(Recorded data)
__________

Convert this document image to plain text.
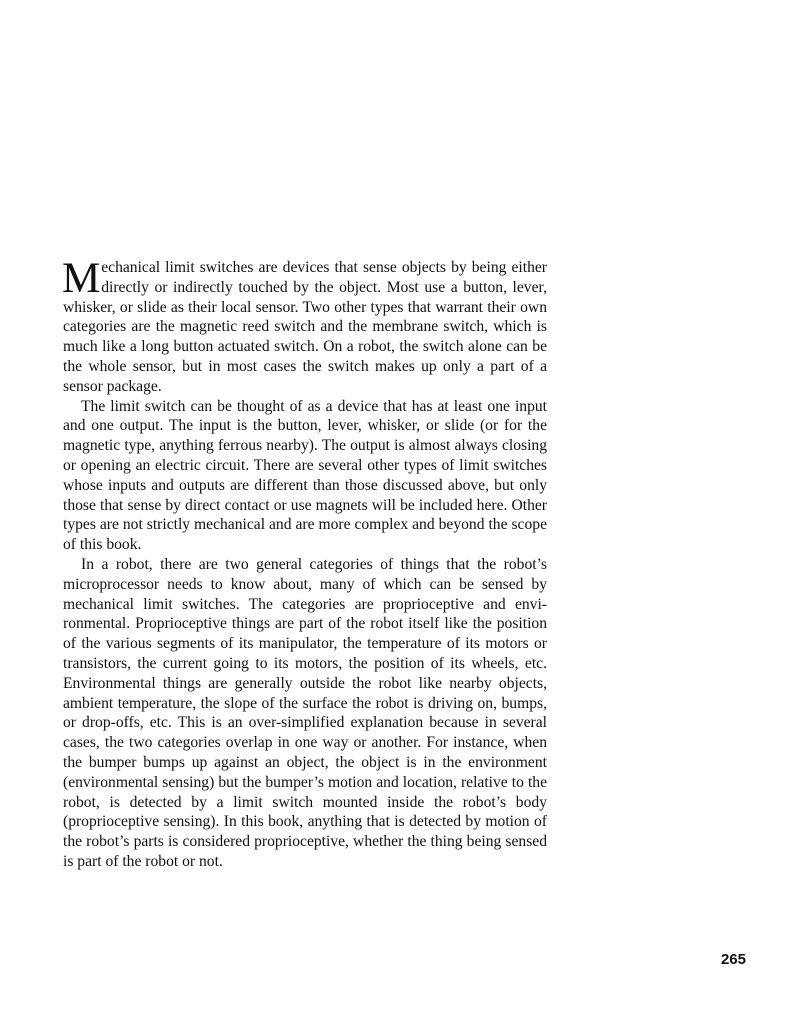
Mechanical limit switches are devices that sense objects by being either directly or indirectly touched by the object. Most use a button, lever, whisker, or slide as their local sensor. Two other types that warrant their own categories are the magnetic reed switch and the membrane switch, which is much like a long button actuated switch. On a robot, the switch alone can be the whole sensor, but in most cases the switch makes up only a part of a sensor package.

The limit switch can be thought of as a device that has at least one input and one output. The input is the button, lever, whisker, or slide (or for the magnetic type, anything ferrous nearby). The output is almost always closing or opening an electric circuit. There are several other types of limit switches whose inputs and outputs are different than those discussed above, but only those that sense by direct contact or use magnets will be included here. Other types are not strictly mechanical and are more complex and beyond the scope of this book.

In a robot, there are two general categories of things that the robot’s microprocessor needs to know about, many of which can be sensed by mechanical limit switches. The categories are proprioceptive and envi-ronmental. Proprioceptive things are part of the robot itself like the position of the various segments of its manipulator, the temperature of its motors or transistors, the current going to its motors, the position of its wheels, etc. Environmental things are generally outside the robot like nearby objects, ambient temperature, the slope of the surface the robot is driving on, bumps, or drop-offs, etc. This is an over-simplified explanation because in several cases, the two categories overlap in one way or another. For instance, when the bumper bumps up against an object, the object is in the environment (environmental sensing) but the bumper’s motion and location, relative to the robot, is detected by a limit switch mounted inside the robot’s body (proprioceptive sensing). In this book, anything that is detected by motion of the robot’s parts is considered proprioceptive, whether the thing being sensed is part of the robot or not.

265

__________

_EXERCISE AIM_: Extract from the data every line where "being" shows up.

_SOLUTION FOR THIS TASK_:
Mechanical limit switches are devices that sense objects by being either directly or indirectly touched by the object. Most use a button, lever, whisker, or slide as their local sensor. Two other types that warrant their own categories are the magnetic reed switch and the membrane switch, which is much like a long button actuated switch. On a robot, the switch alone can be the whole sensor, but in most cases the switch makes up only a part of a sensor package.
In a robot, there are two general categories of things that the robot’s microprocessor needs to know about, many of which can be sensed by mechanical limit switches. The categories are proprioceptive and envi-ronmental. Proprioceptive things are part of the robot itself like the position of the various segments of its manipulator, the temperature of its motors or transistors, the current going to its motors, the position of its wheels, etc. Environmental things are generally outside the robot like nearby objects, ambient temperature, the slope of the surface the robot is driving on, bumps, or drop-offs, etc. This is an over-simplified explanation because in several cases, the two categories overlap in one way or another. For instance, when the bumper bumps up against an object, the object is in the environment (environmental sensing) but the bumper’s motion and location, relative to the robot, is detected by a limit switch mounted inside the robot’s body (proprioceptive sensing). In this book, anything that is detected by motion of the robot’s parts is considered proprioceptive, whether the thing being sensed is part of the robot or not.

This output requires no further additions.